→ Prompt
Repeat the entries that follow verbatim, without any of their pictures.
[START Extracted information]
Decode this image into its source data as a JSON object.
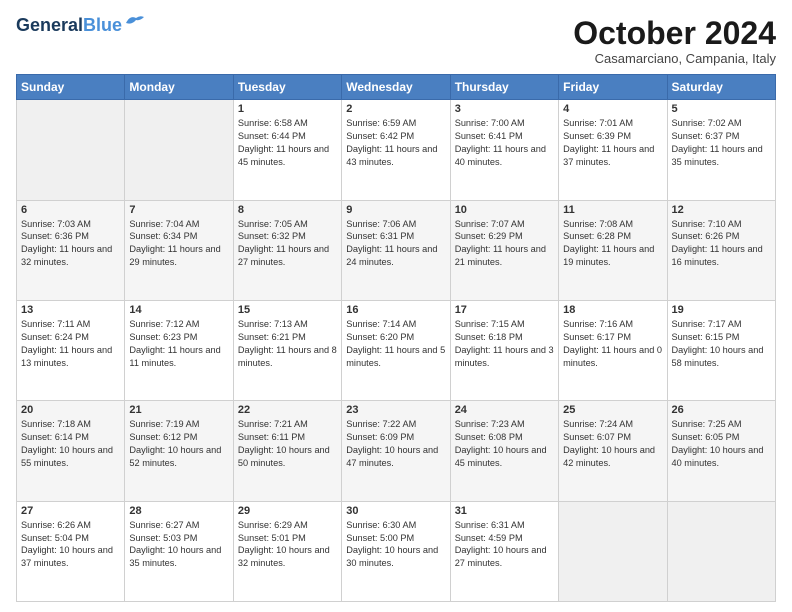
{
  "logo": {
    "line1": "General",
    "line2": "Blue"
  },
  "header": {
    "month": "October 2024",
    "location": "Casamarciano, Campania, Italy"
  },
  "days_of_week": [
    "Sunday",
    "Monday",
    "Tuesday",
    "Wednesday",
    "Thursday",
    "Friday",
    "Saturday"
  ],
  "weeks": [
    [
      {
        "day": "",
        "info": ""
      },
      {
        "day": "",
        "info": ""
      },
      {
        "day": "1",
        "info": "Sunrise: 6:58 AM\nSunset: 6:44 PM\nDaylight: 11 hours and 45 minutes."
      },
      {
        "day": "2",
        "info": "Sunrise: 6:59 AM\nSunset: 6:42 PM\nDaylight: 11 hours and 43 minutes."
      },
      {
        "day": "3",
        "info": "Sunrise: 7:00 AM\nSunset: 6:41 PM\nDaylight: 11 hours and 40 minutes."
      },
      {
        "day": "4",
        "info": "Sunrise: 7:01 AM\nSunset: 6:39 PM\nDaylight: 11 hours and 37 minutes."
      },
      {
        "day": "5",
        "info": "Sunrise: 7:02 AM\nSunset: 6:37 PM\nDaylight: 11 hours and 35 minutes."
      }
    ],
    [
      {
        "day": "6",
        "info": "Sunrise: 7:03 AM\nSunset: 6:36 PM\nDaylight: 11 hours and 32 minutes."
      },
      {
        "day": "7",
        "info": "Sunrise: 7:04 AM\nSunset: 6:34 PM\nDaylight: 11 hours and 29 minutes."
      },
      {
        "day": "8",
        "info": "Sunrise: 7:05 AM\nSunset: 6:32 PM\nDaylight: 11 hours and 27 minutes."
      },
      {
        "day": "9",
        "info": "Sunrise: 7:06 AM\nSunset: 6:31 PM\nDaylight: 11 hours and 24 minutes."
      },
      {
        "day": "10",
        "info": "Sunrise: 7:07 AM\nSunset: 6:29 PM\nDaylight: 11 hours and 21 minutes."
      },
      {
        "day": "11",
        "info": "Sunrise: 7:08 AM\nSunset: 6:28 PM\nDaylight: 11 hours and 19 minutes."
      },
      {
        "day": "12",
        "info": "Sunrise: 7:10 AM\nSunset: 6:26 PM\nDaylight: 11 hours and 16 minutes."
      }
    ],
    [
      {
        "day": "13",
        "info": "Sunrise: 7:11 AM\nSunset: 6:24 PM\nDaylight: 11 hours and 13 minutes."
      },
      {
        "day": "14",
        "info": "Sunrise: 7:12 AM\nSunset: 6:23 PM\nDaylight: 11 hours and 11 minutes."
      },
      {
        "day": "15",
        "info": "Sunrise: 7:13 AM\nSunset: 6:21 PM\nDaylight: 11 hours and 8 minutes."
      },
      {
        "day": "16",
        "info": "Sunrise: 7:14 AM\nSunset: 6:20 PM\nDaylight: 11 hours and 5 minutes."
      },
      {
        "day": "17",
        "info": "Sunrise: 7:15 AM\nSunset: 6:18 PM\nDaylight: 11 hours and 3 minutes."
      },
      {
        "day": "18",
        "info": "Sunrise: 7:16 AM\nSunset: 6:17 PM\nDaylight: 11 hours and 0 minutes."
      },
      {
        "day": "19",
        "info": "Sunrise: 7:17 AM\nSunset: 6:15 PM\nDaylight: 10 hours and 58 minutes."
      }
    ],
    [
      {
        "day": "20",
        "info": "Sunrise: 7:18 AM\nSunset: 6:14 PM\nDaylight: 10 hours and 55 minutes."
      },
      {
        "day": "21",
        "info": "Sunrise: 7:19 AM\nSunset: 6:12 PM\nDaylight: 10 hours and 52 minutes."
      },
      {
        "day": "22",
        "info": "Sunrise: 7:21 AM\nSunset: 6:11 PM\nDaylight: 10 hours and 50 minutes."
      },
      {
        "day": "23",
        "info": "Sunrise: 7:22 AM\nSunset: 6:09 PM\nDaylight: 10 hours and 47 minutes."
      },
      {
        "day": "24",
        "info": "Sunrise: 7:23 AM\nSunset: 6:08 PM\nDaylight: 10 hours and 45 minutes."
      },
      {
        "day": "25",
        "info": "Sunrise: 7:24 AM\nSunset: 6:07 PM\nDaylight: 10 hours and 42 minutes."
      },
      {
        "day": "26",
        "info": "Sunrise: 7:25 AM\nSunset: 6:05 PM\nDaylight: 10 hours and 40 minutes."
      }
    ],
    [
      {
        "day": "27",
        "info": "Sunrise: 6:26 AM\nSunset: 5:04 PM\nDaylight: 10 hours and 37 minutes."
      },
      {
        "day": "28",
        "info": "Sunrise: 6:27 AM\nSunset: 5:03 PM\nDaylight: 10 hours and 35 minutes."
      },
      {
        "day": "29",
        "info": "Sunrise: 6:29 AM\nSunset: 5:01 PM\nDaylight: 10 hours and 32 minutes."
      },
      {
        "day": "30",
        "info": "Sunrise: 6:30 AM\nSunset: 5:00 PM\nDaylight: 10 hours and 30 minutes."
      },
      {
        "day": "31",
        "info": "Sunrise: 6:31 AM\nSunset: 4:59 PM\nDaylight: 10 hours and 27 minutes."
      },
      {
        "day": "",
        "info": ""
      },
      {
        "day": "",
        "info": ""
      }
    ]
  ]
}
[END Extracted information]
→ Answer below
Decode this image into its source data as a JSON object.
{
  "logo": {
    "line1": "General",
    "line2": "Blue"
  },
  "header": {
    "month": "October 2024",
    "location": "Casamarciano, Campania, Italy"
  },
  "days_of_week": [
    "Sunday",
    "Monday",
    "Tuesday",
    "Wednesday",
    "Thursday",
    "Friday",
    "Saturday"
  ],
  "weeks": [
    [
      {
        "day": "",
        "info": ""
      },
      {
        "day": "",
        "info": ""
      },
      {
        "day": "1",
        "info": "Sunrise: 6:58 AM\nSunset: 6:44 PM\nDaylight: 11 hours and 45 minutes."
      },
      {
        "day": "2",
        "info": "Sunrise: 6:59 AM\nSunset: 6:42 PM\nDaylight: 11 hours and 43 minutes."
      },
      {
        "day": "3",
        "info": "Sunrise: 7:00 AM\nSunset: 6:41 PM\nDaylight: 11 hours and 40 minutes."
      },
      {
        "day": "4",
        "info": "Sunrise: 7:01 AM\nSunset: 6:39 PM\nDaylight: 11 hours and 37 minutes."
      },
      {
        "day": "5",
        "info": "Sunrise: 7:02 AM\nSunset: 6:37 PM\nDaylight: 11 hours and 35 minutes."
      }
    ],
    [
      {
        "day": "6",
        "info": "Sunrise: 7:03 AM\nSunset: 6:36 PM\nDaylight: 11 hours and 32 minutes."
      },
      {
        "day": "7",
        "info": "Sunrise: 7:04 AM\nSunset: 6:34 PM\nDaylight: 11 hours and 29 minutes."
      },
      {
        "day": "8",
        "info": "Sunrise: 7:05 AM\nSunset: 6:32 PM\nDaylight: 11 hours and 27 minutes."
      },
      {
        "day": "9",
        "info": "Sunrise: 7:06 AM\nSunset: 6:31 PM\nDaylight: 11 hours and 24 minutes."
      },
      {
        "day": "10",
        "info": "Sunrise: 7:07 AM\nSunset: 6:29 PM\nDaylight: 11 hours and 21 minutes."
      },
      {
        "day": "11",
        "info": "Sunrise: 7:08 AM\nSunset: 6:28 PM\nDaylight: 11 hours and 19 minutes."
      },
      {
        "day": "12",
        "info": "Sunrise: 7:10 AM\nSunset: 6:26 PM\nDaylight: 11 hours and 16 minutes."
      }
    ],
    [
      {
        "day": "13",
        "info": "Sunrise: 7:11 AM\nSunset: 6:24 PM\nDaylight: 11 hours and 13 minutes."
      },
      {
        "day": "14",
        "info": "Sunrise: 7:12 AM\nSunset: 6:23 PM\nDaylight: 11 hours and 11 minutes."
      },
      {
        "day": "15",
        "info": "Sunrise: 7:13 AM\nSunset: 6:21 PM\nDaylight: 11 hours and 8 minutes."
      },
      {
        "day": "16",
        "info": "Sunrise: 7:14 AM\nSunset: 6:20 PM\nDaylight: 11 hours and 5 minutes."
      },
      {
        "day": "17",
        "info": "Sunrise: 7:15 AM\nSunset: 6:18 PM\nDaylight: 11 hours and 3 minutes."
      },
      {
        "day": "18",
        "info": "Sunrise: 7:16 AM\nSunset: 6:17 PM\nDaylight: 11 hours and 0 minutes."
      },
      {
        "day": "19",
        "info": "Sunrise: 7:17 AM\nSunset: 6:15 PM\nDaylight: 10 hours and 58 minutes."
      }
    ],
    [
      {
        "day": "20",
        "info": "Sunrise: 7:18 AM\nSunset: 6:14 PM\nDaylight: 10 hours and 55 minutes."
      },
      {
        "day": "21",
        "info": "Sunrise: 7:19 AM\nSunset: 6:12 PM\nDaylight: 10 hours and 52 minutes."
      },
      {
        "day": "22",
        "info": "Sunrise: 7:21 AM\nSunset: 6:11 PM\nDaylight: 10 hours and 50 minutes."
      },
      {
        "day": "23",
        "info": "Sunrise: 7:22 AM\nSunset: 6:09 PM\nDaylight: 10 hours and 47 minutes."
      },
      {
        "day": "24",
        "info": "Sunrise: 7:23 AM\nSunset: 6:08 PM\nDaylight: 10 hours and 45 minutes."
      },
      {
        "day": "25",
        "info": "Sunrise: 7:24 AM\nSunset: 6:07 PM\nDaylight: 10 hours and 42 minutes."
      },
      {
        "day": "26",
        "info": "Sunrise: 7:25 AM\nSunset: 6:05 PM\nDaylight: 10 hours and 40 minutes."
      }
    ],
    [
      {
        "day": "27",
        "info": "Sunrise: 6:26 AM\nSunset: 5:04 PM\nDaylight: 10 hours and 37 minutes."
      },
      {
        "day": "28",
        "info": "Sunrise: 6:27 AM\nSunset: 5:03 PM\nDaylight: 10 hours and 35 minutes."
      },
      {
        "day": "29",
        "info": "Sunrise: 6:29 AM\nSunset: 5:01 PM\nDaylight: 10 hours and 32 minutes."
      },
      {
        "day": "30",
        "info": "Sunrise: 6:30 AM\nSunset: 5:00 PM\nDaylight: 10 hours and 30 minutes."
      },
      {
        "day": "31",
        "info": "Sunrise: 6:31 AM\nSunset: 4:59 PM\nDaylight: 10 hours and 27 minutes."
      },
      {
        "day": "",
        "info": ""
      },
      {
        "day": "",
        "info": ""
      }
    ]
  ]
}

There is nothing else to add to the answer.